- _EXERCISE AIM_: Return all of the entries exactly, with nothing added or left out.

- _LISTED ENTRIES_:
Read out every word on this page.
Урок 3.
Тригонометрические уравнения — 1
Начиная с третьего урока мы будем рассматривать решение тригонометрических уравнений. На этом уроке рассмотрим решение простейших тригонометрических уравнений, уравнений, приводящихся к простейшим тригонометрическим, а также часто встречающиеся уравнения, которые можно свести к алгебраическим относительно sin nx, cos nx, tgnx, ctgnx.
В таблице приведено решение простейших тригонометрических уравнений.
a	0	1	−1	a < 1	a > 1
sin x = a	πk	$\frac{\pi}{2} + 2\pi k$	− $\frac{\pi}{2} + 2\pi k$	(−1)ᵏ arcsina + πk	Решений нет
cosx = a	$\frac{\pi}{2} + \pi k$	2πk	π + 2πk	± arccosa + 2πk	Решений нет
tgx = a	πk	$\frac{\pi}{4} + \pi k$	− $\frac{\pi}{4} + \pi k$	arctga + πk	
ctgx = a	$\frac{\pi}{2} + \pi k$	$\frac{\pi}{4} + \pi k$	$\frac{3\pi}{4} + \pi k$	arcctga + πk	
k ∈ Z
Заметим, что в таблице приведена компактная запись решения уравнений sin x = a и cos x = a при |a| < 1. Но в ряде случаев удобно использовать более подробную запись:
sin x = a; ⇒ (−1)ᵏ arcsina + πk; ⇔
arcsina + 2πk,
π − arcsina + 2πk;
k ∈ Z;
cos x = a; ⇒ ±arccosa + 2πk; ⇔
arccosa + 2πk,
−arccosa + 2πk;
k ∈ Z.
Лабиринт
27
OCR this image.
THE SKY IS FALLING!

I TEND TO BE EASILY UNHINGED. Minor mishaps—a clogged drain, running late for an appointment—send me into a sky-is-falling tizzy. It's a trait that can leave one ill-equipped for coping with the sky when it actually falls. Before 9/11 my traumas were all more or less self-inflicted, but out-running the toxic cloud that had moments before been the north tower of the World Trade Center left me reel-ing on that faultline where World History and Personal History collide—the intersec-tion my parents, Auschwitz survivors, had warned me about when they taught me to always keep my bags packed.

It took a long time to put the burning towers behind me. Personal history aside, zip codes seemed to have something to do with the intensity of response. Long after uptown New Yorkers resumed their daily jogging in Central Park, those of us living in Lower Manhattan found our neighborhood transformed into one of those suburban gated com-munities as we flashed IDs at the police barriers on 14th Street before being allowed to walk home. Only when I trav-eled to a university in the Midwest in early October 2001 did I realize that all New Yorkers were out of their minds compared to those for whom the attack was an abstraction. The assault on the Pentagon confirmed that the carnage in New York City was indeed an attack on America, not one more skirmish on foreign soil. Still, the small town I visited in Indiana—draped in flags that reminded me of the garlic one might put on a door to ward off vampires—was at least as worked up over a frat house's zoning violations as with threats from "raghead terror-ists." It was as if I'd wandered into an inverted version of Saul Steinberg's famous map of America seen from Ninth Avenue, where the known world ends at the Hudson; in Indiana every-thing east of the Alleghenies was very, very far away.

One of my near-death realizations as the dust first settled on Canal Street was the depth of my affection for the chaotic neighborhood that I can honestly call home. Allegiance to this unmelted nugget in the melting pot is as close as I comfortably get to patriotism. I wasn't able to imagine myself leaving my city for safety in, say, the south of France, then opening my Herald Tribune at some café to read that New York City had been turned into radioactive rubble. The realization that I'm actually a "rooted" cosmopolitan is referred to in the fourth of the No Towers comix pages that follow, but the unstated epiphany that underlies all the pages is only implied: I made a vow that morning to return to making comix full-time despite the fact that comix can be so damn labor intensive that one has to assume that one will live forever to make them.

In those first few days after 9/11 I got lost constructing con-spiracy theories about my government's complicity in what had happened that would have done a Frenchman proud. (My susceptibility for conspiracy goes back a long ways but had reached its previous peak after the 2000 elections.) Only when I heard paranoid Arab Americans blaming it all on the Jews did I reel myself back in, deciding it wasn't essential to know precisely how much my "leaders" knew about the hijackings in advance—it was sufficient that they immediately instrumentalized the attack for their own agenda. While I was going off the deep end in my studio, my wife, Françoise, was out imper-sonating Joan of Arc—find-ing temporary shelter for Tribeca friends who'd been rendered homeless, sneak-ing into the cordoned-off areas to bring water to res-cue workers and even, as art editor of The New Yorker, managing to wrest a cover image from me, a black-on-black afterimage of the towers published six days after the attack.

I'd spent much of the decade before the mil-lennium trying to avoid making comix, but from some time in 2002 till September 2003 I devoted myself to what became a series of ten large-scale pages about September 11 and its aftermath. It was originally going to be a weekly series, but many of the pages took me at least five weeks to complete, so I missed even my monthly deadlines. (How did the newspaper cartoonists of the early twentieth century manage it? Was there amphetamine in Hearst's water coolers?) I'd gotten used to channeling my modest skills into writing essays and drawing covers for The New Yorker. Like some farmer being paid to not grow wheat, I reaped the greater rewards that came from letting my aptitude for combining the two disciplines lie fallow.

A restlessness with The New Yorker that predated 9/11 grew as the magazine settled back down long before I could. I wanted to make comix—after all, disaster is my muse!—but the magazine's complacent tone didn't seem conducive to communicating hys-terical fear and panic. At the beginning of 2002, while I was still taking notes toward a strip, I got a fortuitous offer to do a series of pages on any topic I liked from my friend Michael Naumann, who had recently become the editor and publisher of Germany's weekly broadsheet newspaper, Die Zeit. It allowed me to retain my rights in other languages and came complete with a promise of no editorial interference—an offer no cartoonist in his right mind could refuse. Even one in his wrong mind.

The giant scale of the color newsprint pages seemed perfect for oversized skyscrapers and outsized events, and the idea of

- _FULL OUTPUT_:
Read out every word on this page.
Урок 3.
Тригонометрические уравнения — 1
Начиная с третьего урока мы будем рассматривать решение тригонометрических уравнений. На этом уроке рассмотрим решение простейших тригонометрических уравнений, уравнений, приводящихся к простейшим тригонометрическим, а также часто встречающиеся уравнения, которые можно свести к алгебраическим относительно sin nx, cos nx, tgnx, ctgnx.
В таблице приведено решение простейших тригонометрических уравнений.
a	0	1	−1	a < 1	a > 1
sin x = a	πk	$\frac{\pi}{2} + 2\pi k$	− $\frac{\pi}{2} + 2\pi k$	(−1)ᵏ arcsina + πk	Решений нет
cosx = a	$\frac{\pi}{2} + \pi k$	2πk	π + 2πk	± arccosa + 2πk	Решений нет
tgx = a	πk	$\frac{\pi}{4} + \pi k$	− $\frac{\pi}{4} + \pi k$	arctga + πk	
ctgx = a	$\frac{\pi}{2} + \pi k$	$\frac{\pi}{4} + \pi k$	$\frac{3\pi}{4} + \pi k$	arcctga + πk	
k ∈ Z
Заметим, что в таблице приведена компактная запись решения уравнений sin x = a и cos x = a при |a| < 1. Но в ряде случаев удобно использовать более подробную запись:
sin x = a; ⇒ (−1)ᵏ arcsina + πk; ⇔
arcsina + 2πk,
π − arcsina + 2πk;
k ∈ Z;
cos x = a; ⇒ ±arccosa + 2πk; ⇔
arccosa + 2πk,
−arccosa + 2πk;
k ∈ Z.
Лабиринт
27
OCR this image.
THE SKY IS FALLING!

I TEND TO BE EASILY UNHINGED. Minor mishaps—a clogged drain, running late for an appointment—send me into a sky-is-falling tizzy. It's a trait that can leave one ill-equipped for coping with the sky when it actually falls. Before 9/11 my traumas were all more or less self-inflicted, but out-running the toxic cloud that had moments before been the north tower of the World Trade Center left me reel-ing on that faultline where World History and Personal History collide—the intersec-tion my parents, Auschwitz survivors, had warned me about when they taught me to always keep my bags packed.

It took a long time to put the burning towers behind me. Personal history aside, zip codes seemed to have something to do with the intensity of response. Long after uptown New Yorkers resumed their daily jogging in Central Park, those of us living in Lower Manhattan found our neighborhood transformed into one of those suburban gated com-munities as we flashed IDs at the police barriers on 14th Street before being allowed to walk home. Only when I trav-eled to a university in the Midwest in early October 2001 did I realize that all New Yorkers were out of their minds compared to those for whom the attack was an abstraction. The assault on the Pentagon confirmed that the carnage in New York City was indeed an attack on America, not one more skirmish on foreign soil. Still, the small town I visited in Indiana—draped in flags that reminded me of the garlic one might put on a door to ward off vampires—was at least as worked up over a frat house's zoning violations as with threats from "raghead terror-ists." It was as if I'd wandered into an inverted version of Saul Steinberg's famous map of America seen from Ninth Avenue, where the known world ends at the Hudson; in Indiana every-thing east of the Alleghenies was very, very far away.

One of my near-death realizations as the dust first settled on Canal Street was the depth of my affection for the chaotic neighborhood that I can honestly call home. Allegiance to this unmelted nugget in the melting pot is as close as I comfortably get to patriotism. I wasn't able to imagine myself leaving my city for safety in, say, the south of France, then opening my Herald Tribune at some café to read that New York City had been turned into radioactive rubble. The realization that I'm actually a "rooted" cosmopolitan is referred to in the fourth of the No Towers comix pages that follow, but the unstated epiphany that underlies all the pages is only implied: I made a vow that morning to return to making comix full-time despite the fact that comix can be so damn labor intensive that one has to assume that one will live forever to make them.

In those first few days after 9/11 I got lost constructing con-spiracy theories about my government's complicity in what had happened that would have done a Frenchman proud. (My susceptibility for conspiracy goes back a long ways but had reached its previous peak after the 2000 elections.) Only when I heard paranoid Arab Americans blaming it all on the Jews did I reel myself back in, deciding it wasn't essential to know precisely how much my "leaders" knew about the hijackings in advance—it was sufficient that they immediately instrumentalized the attack for their own agenda. While I was going off the deep end in my studio, my wife, Françoise, was out imper-sonating Joan of Arc—find-ing temporary shelter for Tribeca friends who'd been rendered homeless, sneak-ing into the cordoned-off areas to bring water to res-cue workers and even, as art editor of The New Yorker, managing to wrest a cover image from me, a black-on-black afterimage of the towers published six days after the attack.

I'd spent much of the decade before the mil-lennium trying to avoid making comix, but from some time in 2002 till September 2003 I devoted myself to what became a series of ten large-scale pages about September 11 and its aftermath. It was originally going to be a weekly series, but many of the pages took me at least five weeks to complete, so I missed even my monthly deadlines. (How did the newspaper cartoonists of the early twentieth century manage it? Was there amphetamine in Hearst's water coolers?) I'd gotten used to channeling my modest skills into writing essays and drawing covers for The New Yorker. Like some farmer being paid to not grow wheat, I reaped the greater rewards that came from letting my aptitude for combining the two disciplines lie fallow.

A restlessness with The New Yorker that predated 9/11 grew as the magazine settled back down long before I could. I wanted to make comix—after all, disaster is my muse!—but the magazine's complacent tone didn't seem conducive to communicating hys-terical fear and panic. At the beginning of 2002, while I was still taking notes toward a strip, I got a fortuitous offer to do a series of pages on any topic I liked from my friend Michael Naumann, who had recently become the editor and publisher of Germany's weekly broadsheet newspaper, Die Zeit. It allowed me to retain my rights in other languages and came complete with a promise of no editorial interference—an offer no cartoonist in his right mind could refuse. Even one in his wrong mind.

The giant scale of the color newsprint pages seemed perfect for oversized skyscrapers and outsized events, and the idea of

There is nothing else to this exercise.